++++ Data to use
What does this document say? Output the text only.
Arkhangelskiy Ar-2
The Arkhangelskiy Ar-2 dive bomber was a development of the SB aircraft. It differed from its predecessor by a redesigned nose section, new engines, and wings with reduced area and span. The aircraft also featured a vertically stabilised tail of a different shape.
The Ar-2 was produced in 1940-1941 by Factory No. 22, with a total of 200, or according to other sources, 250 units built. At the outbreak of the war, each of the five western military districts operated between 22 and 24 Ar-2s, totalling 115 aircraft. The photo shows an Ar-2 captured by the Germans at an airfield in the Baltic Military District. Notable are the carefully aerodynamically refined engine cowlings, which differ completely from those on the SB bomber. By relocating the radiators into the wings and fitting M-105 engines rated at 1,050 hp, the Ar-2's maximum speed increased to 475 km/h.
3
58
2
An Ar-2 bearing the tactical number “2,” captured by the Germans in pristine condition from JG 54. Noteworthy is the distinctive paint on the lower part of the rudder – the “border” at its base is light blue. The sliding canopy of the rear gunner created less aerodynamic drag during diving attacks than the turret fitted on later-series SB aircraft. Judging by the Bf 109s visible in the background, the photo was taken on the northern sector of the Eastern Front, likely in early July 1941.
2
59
++++++++
▶ [What is required]:
Work out the count of lines containing the word "Arkhangelskiy", then write only that count.

▶ [Right answer]:
2